### Extracted records
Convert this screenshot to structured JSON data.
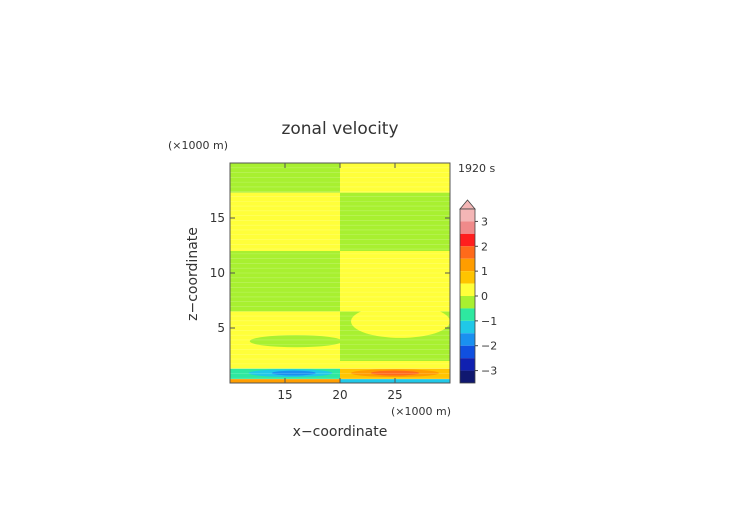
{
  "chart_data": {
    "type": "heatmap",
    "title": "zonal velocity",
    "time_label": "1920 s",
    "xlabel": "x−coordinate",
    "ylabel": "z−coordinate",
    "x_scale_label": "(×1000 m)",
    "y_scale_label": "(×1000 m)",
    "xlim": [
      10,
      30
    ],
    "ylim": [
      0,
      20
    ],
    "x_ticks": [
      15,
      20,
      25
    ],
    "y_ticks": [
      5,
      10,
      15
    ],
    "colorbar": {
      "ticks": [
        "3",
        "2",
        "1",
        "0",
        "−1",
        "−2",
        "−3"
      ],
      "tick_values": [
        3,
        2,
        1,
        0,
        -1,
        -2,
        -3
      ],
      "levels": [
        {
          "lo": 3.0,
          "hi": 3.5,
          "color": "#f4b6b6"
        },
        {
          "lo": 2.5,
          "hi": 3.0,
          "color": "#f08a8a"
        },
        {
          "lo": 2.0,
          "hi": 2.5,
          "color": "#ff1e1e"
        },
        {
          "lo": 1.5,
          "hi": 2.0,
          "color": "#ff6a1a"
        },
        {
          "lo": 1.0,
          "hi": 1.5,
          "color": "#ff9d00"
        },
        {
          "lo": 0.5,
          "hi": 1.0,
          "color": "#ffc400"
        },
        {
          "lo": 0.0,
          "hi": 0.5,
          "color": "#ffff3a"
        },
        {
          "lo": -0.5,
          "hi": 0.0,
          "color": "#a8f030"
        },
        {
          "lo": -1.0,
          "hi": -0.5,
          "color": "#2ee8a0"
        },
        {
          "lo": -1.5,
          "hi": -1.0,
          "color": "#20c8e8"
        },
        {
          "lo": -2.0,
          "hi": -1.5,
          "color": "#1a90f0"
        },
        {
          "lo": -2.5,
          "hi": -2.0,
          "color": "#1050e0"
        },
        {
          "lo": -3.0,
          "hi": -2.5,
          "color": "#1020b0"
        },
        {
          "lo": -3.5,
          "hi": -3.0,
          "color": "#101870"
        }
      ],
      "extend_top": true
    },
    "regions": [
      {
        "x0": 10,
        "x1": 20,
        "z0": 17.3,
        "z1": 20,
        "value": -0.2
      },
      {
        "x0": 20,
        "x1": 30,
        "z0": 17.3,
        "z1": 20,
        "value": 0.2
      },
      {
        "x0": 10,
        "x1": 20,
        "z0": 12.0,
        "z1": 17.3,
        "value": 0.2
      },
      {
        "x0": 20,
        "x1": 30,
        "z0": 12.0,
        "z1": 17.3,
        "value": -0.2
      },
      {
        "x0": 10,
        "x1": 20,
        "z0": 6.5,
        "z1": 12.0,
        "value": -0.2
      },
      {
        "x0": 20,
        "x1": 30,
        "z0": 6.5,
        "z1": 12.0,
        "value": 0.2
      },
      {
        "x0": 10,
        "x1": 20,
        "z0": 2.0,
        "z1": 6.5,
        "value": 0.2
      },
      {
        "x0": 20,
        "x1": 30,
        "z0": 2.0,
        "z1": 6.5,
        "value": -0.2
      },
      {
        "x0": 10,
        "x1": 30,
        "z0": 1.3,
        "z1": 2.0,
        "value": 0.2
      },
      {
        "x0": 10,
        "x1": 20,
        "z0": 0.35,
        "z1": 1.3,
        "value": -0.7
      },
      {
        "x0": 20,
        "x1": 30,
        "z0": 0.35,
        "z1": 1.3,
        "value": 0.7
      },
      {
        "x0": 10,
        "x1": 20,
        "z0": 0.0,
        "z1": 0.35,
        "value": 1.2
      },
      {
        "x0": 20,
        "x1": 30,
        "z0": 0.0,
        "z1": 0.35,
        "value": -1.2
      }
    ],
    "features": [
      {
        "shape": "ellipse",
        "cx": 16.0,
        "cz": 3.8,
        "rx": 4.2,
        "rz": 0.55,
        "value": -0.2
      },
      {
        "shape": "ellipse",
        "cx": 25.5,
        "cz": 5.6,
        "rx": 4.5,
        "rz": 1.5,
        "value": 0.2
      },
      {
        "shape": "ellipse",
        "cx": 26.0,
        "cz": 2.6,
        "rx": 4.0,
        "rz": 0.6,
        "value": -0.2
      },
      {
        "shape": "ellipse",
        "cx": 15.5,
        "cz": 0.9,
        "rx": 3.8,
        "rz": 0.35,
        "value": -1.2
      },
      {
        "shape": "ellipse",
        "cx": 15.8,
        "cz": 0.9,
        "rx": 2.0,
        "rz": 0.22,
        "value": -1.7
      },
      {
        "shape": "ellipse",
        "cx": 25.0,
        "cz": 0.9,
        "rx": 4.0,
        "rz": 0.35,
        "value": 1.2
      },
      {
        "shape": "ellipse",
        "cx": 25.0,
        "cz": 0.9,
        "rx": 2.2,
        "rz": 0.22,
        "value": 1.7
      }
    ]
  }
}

### Short problem
Pull out and copy each line containing the string "coordinate".

### The output
    "xlabel": "x−coordinate",
    "ylabel": "z−coordinate",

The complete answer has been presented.